Begin Records for the exercise

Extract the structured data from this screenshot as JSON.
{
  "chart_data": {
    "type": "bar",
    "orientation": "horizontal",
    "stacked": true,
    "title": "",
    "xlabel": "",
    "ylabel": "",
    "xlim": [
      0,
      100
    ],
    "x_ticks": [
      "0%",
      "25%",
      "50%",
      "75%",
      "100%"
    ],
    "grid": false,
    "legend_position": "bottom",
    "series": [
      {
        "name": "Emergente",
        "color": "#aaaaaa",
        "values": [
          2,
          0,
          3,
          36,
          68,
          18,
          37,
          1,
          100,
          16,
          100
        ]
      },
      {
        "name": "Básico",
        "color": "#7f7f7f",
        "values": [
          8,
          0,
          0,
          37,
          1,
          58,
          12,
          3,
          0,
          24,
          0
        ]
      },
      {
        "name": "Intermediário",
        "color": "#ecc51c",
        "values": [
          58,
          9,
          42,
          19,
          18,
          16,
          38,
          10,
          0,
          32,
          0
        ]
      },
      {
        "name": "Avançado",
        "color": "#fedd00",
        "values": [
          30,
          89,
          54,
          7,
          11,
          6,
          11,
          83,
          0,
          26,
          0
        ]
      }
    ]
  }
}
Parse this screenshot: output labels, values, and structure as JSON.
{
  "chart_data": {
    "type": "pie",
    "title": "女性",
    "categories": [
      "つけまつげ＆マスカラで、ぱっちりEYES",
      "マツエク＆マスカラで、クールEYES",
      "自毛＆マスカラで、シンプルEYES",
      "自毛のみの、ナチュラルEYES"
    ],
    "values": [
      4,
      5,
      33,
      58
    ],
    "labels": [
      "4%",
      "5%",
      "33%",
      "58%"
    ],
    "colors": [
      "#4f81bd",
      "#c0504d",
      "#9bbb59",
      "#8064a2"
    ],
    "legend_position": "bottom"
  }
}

End Records for the exercise

Requirements
Retype the listing exactly, in full.

Problem solution
Extract the structured data from this screenshot as JSON.
{
  "chart_data": {
    "type": "bar",
    "orientation": "horizontal",
    "stacked": true,
    "title": "",
    "xlabel": "",
    "ylabel": "",
    "xlim": [
      0,
      100
    ],
    "x_ticks": [
      "0%",
      "25%",
      "50%",
      "75%",
      "100%"
    ],
    "grid": false,
    "legend_position": "bottom",
    "series": [
      {
        "name": "Emergente",
        "color": "#aaaaaa",
        "values": [
          2,
          0,
          3,
          36,
          68,
          18,
          37,
          1,
          100,
          16,
          100
        ]
      },
      {
        "name": "Básico",
        "color": "#7f7f7f",
        "values": [
          8,
          0,
          0,
          37,
          1,
          58,
          12,
          3,
          0,
          24,
          0
        ]
      },
      {
        "name": "Intermediário",
        "color": "#ecc51c",
        "values": [
          58,
          9,
          42,
          19,
          18,
          16,
          38,
          10,
          0,
          32,
          0
        ]
      },
      {
        "name": "Avançado",
        "color": "#fedd00",
        "values": [
          30,
          89,
          54,
          7,
          11,
          6,
          11,
          83,
          0,
          26,
          0
        ]
      }
    ]
  }
}
Parse this screenshot: output labels, values, and structure as JSON.
{
  "chart_data": {
    "type": "pie",
    "title": "女性",
    "categories": [
      "つけまつげ＆マスカラで、ぱっちりEYES",
      "マツエク＆マスカラで、クールEYES",
      "自毛＆マスカラで、シンプルEYES",
      "自毛のみの、ナチュラルEYES"
    ],
    "values": [
      4,
      5,
      33,
      58
    ],
    "labels": [
      "4%",
      "5%",
      "33%",
      "58%"
    ],
    "colors": [
      "#4f81bd",
      "#c0504d",
      "#9bbb59",
      "#8064a2"
    ],
    "legend_position": "bottom"
  }
}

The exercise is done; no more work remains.